Source records>
....
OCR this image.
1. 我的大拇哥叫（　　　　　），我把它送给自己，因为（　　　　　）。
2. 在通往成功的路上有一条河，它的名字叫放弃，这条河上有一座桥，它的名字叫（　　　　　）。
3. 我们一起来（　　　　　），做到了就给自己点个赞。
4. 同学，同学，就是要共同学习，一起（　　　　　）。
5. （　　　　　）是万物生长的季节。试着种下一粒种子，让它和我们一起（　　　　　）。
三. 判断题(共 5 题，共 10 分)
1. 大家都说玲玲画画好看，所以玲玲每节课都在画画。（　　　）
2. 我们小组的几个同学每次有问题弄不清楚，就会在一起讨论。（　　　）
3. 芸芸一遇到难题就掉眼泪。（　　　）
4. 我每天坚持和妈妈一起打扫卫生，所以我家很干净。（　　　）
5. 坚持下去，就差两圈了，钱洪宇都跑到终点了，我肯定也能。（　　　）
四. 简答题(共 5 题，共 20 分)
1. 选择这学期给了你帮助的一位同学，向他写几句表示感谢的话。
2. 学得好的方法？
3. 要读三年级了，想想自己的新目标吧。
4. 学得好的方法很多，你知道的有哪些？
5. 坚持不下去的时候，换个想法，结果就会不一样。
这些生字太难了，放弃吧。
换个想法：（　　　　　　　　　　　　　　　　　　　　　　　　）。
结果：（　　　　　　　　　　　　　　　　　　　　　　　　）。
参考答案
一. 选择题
....
Objective> Please output the complete data exactly.

Output below>
OCR this image.
1. 我的大拇哥叫（　　　　　），我把它送给自己，因为（　　　　　）。
2. 在通往成功的路上有一条河，它的名字叫放弃，这条河上有一座桥，它的名字叫（　　　　　）。
3. 我们一起来（　　　　　），做到了就给自己点个赞。
4. 同学，同学，就是要共同学习，一起（　　　　　）。
5. （　　　　　）是万物生长的季节。试着种下一粒种子，让它和我们一起（　　　　　）。
三. 判断题(共 5 题，共 10 分)
1. 大家都说玲玲画画好看，所以玲玲每节课都在画画。（　　　）
2. 我们小组的几个同学每次有问题弄不清楚，就会在一起讨论。（　　　）
3. 芸芸一遇到难题就掉眼泪。（　　　）
4. 我每天坚持和妈妈一起打扫卫生，所以我家很干净。（　　　）
5. 坚持下去，就差两圈了，钱洪宇都跑到终点了，我肯定也能。（　　　）
四. 简答题(共 5 题，共 20 分)
1. 选择这学期给了你帮助的一位同学，向他写几句表示感谢的话。
2. 学得好的方法？
3. 要读三年级了，想想自己的新目标吧。
4. 学得好的方法很多，你知道的有哪些？
5. 坚持不下去的时候，换个想法，结果就会不一样。
这些生字太难了，放弃吧。
换个想法：（　　　　　　　　　　　　　　　　　　　　　　　　）。
结果：（　　　　　　　　　　　　　　　　　　　　　　　　）。
参考答案
一. 选择题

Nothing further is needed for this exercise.